* [TASK GOAL]: Switch "table-row" to "grid-row" everywhere it occurs in the material below. Reproduce all other lines unchanged.

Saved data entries
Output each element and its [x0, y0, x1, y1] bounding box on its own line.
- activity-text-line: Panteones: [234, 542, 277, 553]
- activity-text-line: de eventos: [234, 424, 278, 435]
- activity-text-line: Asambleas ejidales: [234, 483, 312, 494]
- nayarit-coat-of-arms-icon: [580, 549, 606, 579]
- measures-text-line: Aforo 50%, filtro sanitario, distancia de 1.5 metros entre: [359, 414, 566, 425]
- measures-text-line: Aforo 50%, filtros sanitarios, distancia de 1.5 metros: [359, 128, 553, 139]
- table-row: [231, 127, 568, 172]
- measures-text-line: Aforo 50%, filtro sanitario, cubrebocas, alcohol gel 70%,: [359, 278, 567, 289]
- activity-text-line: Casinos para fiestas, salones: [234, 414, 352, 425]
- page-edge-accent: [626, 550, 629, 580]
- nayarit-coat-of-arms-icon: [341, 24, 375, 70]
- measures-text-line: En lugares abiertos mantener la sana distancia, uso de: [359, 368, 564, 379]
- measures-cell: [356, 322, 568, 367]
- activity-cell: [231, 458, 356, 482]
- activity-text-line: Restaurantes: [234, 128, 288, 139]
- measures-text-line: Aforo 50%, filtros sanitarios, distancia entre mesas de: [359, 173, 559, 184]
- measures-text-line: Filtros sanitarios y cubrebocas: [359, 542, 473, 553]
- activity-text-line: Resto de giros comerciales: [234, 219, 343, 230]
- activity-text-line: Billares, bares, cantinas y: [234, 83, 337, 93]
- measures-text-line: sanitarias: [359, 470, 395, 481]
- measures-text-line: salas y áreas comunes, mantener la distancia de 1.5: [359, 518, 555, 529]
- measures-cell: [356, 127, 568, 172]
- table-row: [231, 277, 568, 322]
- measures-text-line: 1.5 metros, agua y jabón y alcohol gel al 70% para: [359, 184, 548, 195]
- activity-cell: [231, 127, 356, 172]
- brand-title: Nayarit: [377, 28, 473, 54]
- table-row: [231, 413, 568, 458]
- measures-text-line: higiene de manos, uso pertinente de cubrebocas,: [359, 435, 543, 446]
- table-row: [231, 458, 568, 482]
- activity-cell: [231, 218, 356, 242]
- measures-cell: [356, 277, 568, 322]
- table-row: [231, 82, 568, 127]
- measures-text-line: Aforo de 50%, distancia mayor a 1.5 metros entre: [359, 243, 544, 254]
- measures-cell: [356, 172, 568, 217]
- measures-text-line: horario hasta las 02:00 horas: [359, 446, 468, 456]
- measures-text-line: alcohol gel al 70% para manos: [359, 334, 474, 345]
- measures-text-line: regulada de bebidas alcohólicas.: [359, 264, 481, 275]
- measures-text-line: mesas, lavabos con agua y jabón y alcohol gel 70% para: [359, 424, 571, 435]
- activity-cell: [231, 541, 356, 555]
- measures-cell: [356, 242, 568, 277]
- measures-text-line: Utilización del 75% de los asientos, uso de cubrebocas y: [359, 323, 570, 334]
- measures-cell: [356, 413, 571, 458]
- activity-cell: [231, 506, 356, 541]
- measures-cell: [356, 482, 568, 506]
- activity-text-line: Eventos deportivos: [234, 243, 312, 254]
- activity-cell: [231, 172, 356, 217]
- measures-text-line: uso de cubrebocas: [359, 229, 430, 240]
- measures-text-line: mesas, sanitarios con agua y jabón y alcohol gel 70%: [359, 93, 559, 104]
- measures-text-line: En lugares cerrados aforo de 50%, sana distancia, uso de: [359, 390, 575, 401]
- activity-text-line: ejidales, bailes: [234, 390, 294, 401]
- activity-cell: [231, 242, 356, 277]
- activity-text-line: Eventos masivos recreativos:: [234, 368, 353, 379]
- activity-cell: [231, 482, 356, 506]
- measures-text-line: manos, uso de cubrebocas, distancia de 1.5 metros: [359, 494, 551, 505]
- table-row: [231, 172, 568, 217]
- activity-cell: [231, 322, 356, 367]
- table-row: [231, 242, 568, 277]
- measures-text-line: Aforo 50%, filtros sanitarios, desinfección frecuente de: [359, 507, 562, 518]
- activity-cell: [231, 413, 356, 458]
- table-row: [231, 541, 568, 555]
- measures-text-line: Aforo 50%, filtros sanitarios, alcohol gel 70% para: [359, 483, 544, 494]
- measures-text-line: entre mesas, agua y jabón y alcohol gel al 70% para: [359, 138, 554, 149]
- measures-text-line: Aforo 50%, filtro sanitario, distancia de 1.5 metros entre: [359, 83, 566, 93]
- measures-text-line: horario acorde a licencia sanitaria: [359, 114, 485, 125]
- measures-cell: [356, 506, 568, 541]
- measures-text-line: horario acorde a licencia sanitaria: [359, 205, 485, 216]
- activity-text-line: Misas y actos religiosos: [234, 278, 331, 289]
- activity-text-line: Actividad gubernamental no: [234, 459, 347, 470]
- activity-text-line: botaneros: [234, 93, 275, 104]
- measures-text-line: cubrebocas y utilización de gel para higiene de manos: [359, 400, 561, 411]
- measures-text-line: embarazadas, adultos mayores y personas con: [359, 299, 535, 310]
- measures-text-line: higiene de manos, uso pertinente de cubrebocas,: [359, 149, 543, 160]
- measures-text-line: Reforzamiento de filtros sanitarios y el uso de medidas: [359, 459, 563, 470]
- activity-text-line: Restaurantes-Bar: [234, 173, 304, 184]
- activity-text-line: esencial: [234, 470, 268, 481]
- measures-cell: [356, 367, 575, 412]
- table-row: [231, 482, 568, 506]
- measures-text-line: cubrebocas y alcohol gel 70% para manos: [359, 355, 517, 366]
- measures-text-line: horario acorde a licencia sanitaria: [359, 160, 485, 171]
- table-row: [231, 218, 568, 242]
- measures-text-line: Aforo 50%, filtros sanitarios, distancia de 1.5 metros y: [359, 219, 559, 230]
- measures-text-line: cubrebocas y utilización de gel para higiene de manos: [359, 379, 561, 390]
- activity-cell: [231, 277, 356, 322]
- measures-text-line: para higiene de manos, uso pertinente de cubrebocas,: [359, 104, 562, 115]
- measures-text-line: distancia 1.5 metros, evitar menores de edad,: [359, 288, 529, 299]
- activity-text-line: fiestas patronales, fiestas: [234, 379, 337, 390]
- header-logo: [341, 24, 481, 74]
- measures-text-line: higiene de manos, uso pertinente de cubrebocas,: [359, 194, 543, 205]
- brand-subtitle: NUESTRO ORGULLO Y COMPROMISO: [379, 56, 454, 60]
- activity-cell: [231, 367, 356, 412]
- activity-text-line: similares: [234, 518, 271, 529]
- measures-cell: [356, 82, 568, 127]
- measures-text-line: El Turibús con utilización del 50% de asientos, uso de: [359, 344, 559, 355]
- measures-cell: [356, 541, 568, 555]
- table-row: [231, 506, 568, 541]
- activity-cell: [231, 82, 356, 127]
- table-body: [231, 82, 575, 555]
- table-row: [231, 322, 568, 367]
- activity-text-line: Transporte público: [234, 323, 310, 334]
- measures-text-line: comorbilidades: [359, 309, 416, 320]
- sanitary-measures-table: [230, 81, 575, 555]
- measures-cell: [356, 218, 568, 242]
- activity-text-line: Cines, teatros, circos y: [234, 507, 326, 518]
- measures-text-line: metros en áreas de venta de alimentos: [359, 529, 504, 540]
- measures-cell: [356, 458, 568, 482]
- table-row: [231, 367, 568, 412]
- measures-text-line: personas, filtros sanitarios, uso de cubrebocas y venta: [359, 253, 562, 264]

* [WRITTEN ANSWER]:
Output each element and its [x0, y0, x1, y1] bounding box on its own line.
- activity-text-line: Panteones: [234, 542, 277, 553]
- activity-text-line: de eventos: [234, 424, 278, 435]
- activity-text-line: Asambleas ejidales: [234, 483, 312, 494]
- nayarit-coat-of-arms-icon: [580, 549, 606, 579]
- measures-text-line: Aforo 50%, filtro sanitario, distancia de 1.5 metros entre: [359, 414, 566, 425]
- measures-text-line: Aforo 50%, filtros sanitarios, distancia de 1.5 metros: [359, 128, 553, 139]
- grid-row: [231, 127, 568, 172]
- measures-text-line: Aforo 50%, filtro sanitario, cubrebocas, alcohol gel 70%,: [359, 278, 567, 289]
- activity-text-line: Casinos para fiestas, salones: [234, 414, 352, 425]
- page-edge-accent: [626, 550, 629, 580]
- nayarit-coat-of-arms-icon: [341, 24, 375, 70]
- measures-text-line: En lugares abiertos mantener la sana distancia, uso de: [359, 368, 564, 379]
- measures-cell: [356, 322, 568, 367]
- activity-cell: [231, 458, 356, 482]
- activity-text-line: Restaurantes: [234, 128, 288, 139]
- measures-text-line: Aforo 50%, filtros sanitarios, distancia entre mesas de: [359, 173, 559, 184]
- measures-text-line: Filtros sanitarios y cubrebocas: [359, 542, 473, 553]
- activity-text-line: Resto de giros comerciales: [234, 219, 343, 230]
- activity-text-line: Billares, bares, cantinas y: [234, 83, 337, 93]
- measures-text-line: sanitarias: [359, 470, 395, 481]
- measures-text-line: salas y áreas comunes, mantener la distancia de 1.5: [359, 518, 555, 529]
- measures-cell: [356, 127, 568, 172]
- grid-row: [231, 277, 568, 322]
- measures-text-line: 1.5 metros, agua y jabón y alcohol gel al 70% para: [359, 184, 548, 195]
- activity-cell: [231, 127, 356, 172]
- brand-title: Nayarit: [377, 28, 473, 54]
- grid-row: [231, 413, 568, 458]
- measures-text-line: higiene de manos, uso pertinente de cubrebocas,: [359, 435, 543, 446]
- grid-row: [231, 458, 568, 482]
- activity-cell: [231, 218, 356, 242]
- measures-cell: [356, 277, 568, 322]
- grid-row: [231, 82, 568, 127]
- measures-text-line: Aforo de 50%, distancia mayor a 1.5 metros entre: [359, 243, 544, 254]
- measures-cell: [356, 172, 568, 217]
- measures-text-line: horario hasta las 02:00 horas: [359, 446, 468, 456]
- measures-text-line: alcohol gel al 70% para manos: [359, 334, 474, 345]
- measures-text-line: regulada de bebidas alcohólicas.: [359, 264, 481, 275]
- measures-text-line: mesas, lavabos con agua y jabón y alcohol gel 70% para: [359, 424, 571, 435]
- activity-cell: [231, 541, 356, 555]
- measures-cell: [356, 242, 568, 277]
- measures-text-line: Utilización del 75% de los asientos, uso de cubrebocas y: [359, 323, 570, 334]
- measures-cell: [356, 413, 571, 458]
- activity-cell: [231, 506, 356, 541]
- measures-cell: [356, 482, 568, 506]
- activity-text-line: Eventos deportivos: [234, 243, 312, 254]
- activity-cell: [231, 172, 356, 217]
- measures-text-line: uso de cubrebocas: [359, 229, 430, 240]
- measures-text-line: mesas, sanitarios con agua y jabón y alcohol gel 70%: [359, 93, 559, 104]
- measures-text-line: En lugares cerrados aforo de 50%, sana distancia, uso de: [359, 390, 575, 401]
- activity-text-line: ejidales, bailes: [234, 390, 294, 401]
- activity-cell: [231, 242, 356, 277]
- activity-text-line: Eventos masivos recreativos:: [234, 368, 353, 379]
- activity-cell: [231, 482, 356, 506]
- measures-text-line: manos, uso de cubrebocas, distancia de 1.5 metros: [359, 494, 551, 505]
- grid-row: [231, 172, 568, 217]
- activity-cell: [231, 322, 356, 367]
- grid-row: [231, 242, 568, 277]
- measures-text-line: Aforo 50%, filtros sanitarios, desinfección frecuente de: [359, 507, 562, 518]
- activity-cell: [231, 413, 356, 458]
- grid-row: [231, 541, 568, 555]
- measures-text-line: Aforo 50%, filtros sanitarios, alcohol gel 70% para: [359, 483, 544, 494]
- measures-text-line: entre mesas, agua y jabón y alcohol gel al 70% para: [359, 138, 554, 149]
- measures-text-line: Aforo 50%, filtro sanitario, distancia de 1.5 metros entre: [359, 83, 566, 93]
- measures-text-line: horario acorde a licencia sanitaria: [359, 114, 485, 125]
- measures-cell: [356, 506, 568, 541]
- measures-text-line: horario acorde a licencia sanitaria: [359, 205, 485, 216]
- activity-text-line: Misas y actos religiosos: [234, 278, 331, 289]
- activity-text-line: Actividad gubernamental no: [234, 459, 347, 470]
- activity-text-line: botaneros: [234, 93, 275, 104]
- measures-text-line: cubrebocas y utilización de gel para higiene de manos: [359, 400, 561, 411]
- measures-text-line: embarazadas, adultos mayores y personas con: [359, 299, 535, 310]
- measures-text-line: higiene de manos, uso pertinente de cubrebocas,: [359, 149, 543, 160]
- measures-text-line: Reforzamiento de filtros sanitarios y el uso de medidas: [359, 459, 563, 470]
- activity-text-line: Restaurantes-Bar: [234, 173, 304, 184]
- activity-text-line: esencial: [234, 470, 268, 481]
- measures-cell: [356, 367, 575, 412]
- grid-row: [231, 482, 568, 506]
- measures-text-line: cubrebocas y alcohol gel 70% para manos: [359, 355, 517, 366]
- measures-text-line: horario acorde a licencia sanitaria: [359, 160, 485, 171]
- grid-row: [231, 218, 568, 242]
- measures-text-line: Aforo 50%, filtros sanitarios, distancia de 1.5 metros y: [359, 219, 559, 230]
- measures-text-line: cubrebocas y utilización de gel para higiene de manos: [359, 379, 561, 390]
- activity-cell: [231, 277, 356, 322]
- measures-text-line: para higiene de manos, uso pertinente de cubrebocas,: [359, 104, 562, 115]
- measures-text-line: distancia 1.5 metros, evitar menores de edad,: [359, 288, 529, 299]
- activity-text-line: fiestas patronales, fiestas: [234, 379, 337, 390]
- header-logo: [341, 24, 481, 74]
- measures-text-line: higiene de manos, uso pertinente de cubrebocas,: [359, 194, 543, 205]
- brand-subtitle: NUESTRO ORGULLO Y COMPROMISO: [379, 56, 454, 60]
- activity-cell: [231, 367, 356, 412]
- activity-text-line: similares: [234, 518, 271, 529]
- measures-cell: [356, 82, 568, 127]
- measures-text-line: El Turibús con utilización del 50% de asientos, uso de: [359, 344, 559, 355]
- measures-cell: [356, 541, 568, 555]
- grid-row: [231, 506, 568, 541]
- activity-cell: [231, 82, 356, 127]
- table-body: [231, 82, 575, 555]
- grid-row: [231, 322, 568, 367]
- activity-text-line: Transporte público: [234, 323, 310, 334]
- measures-text-line: comorbilidades: [359, 309, 416, 320]
- sanitary-measures-table: [230, 81, 575, 555]
- measures-cell: [356, 218, 568, 242]
- activity-text-line: Cines, teatros, circos y: [234, 507, 326, 518]
- measures-text-line: metros en áreas de venta de alimentos: [359, 529, 504, 540]
- measures-cell: [356, 458, 568, 482]
- grid-row: [231, 367, 568, 412]
- measures-text-line: personas, filtros sanitarios, uso de cubrebocas y venta: [359, 253, 562, 264]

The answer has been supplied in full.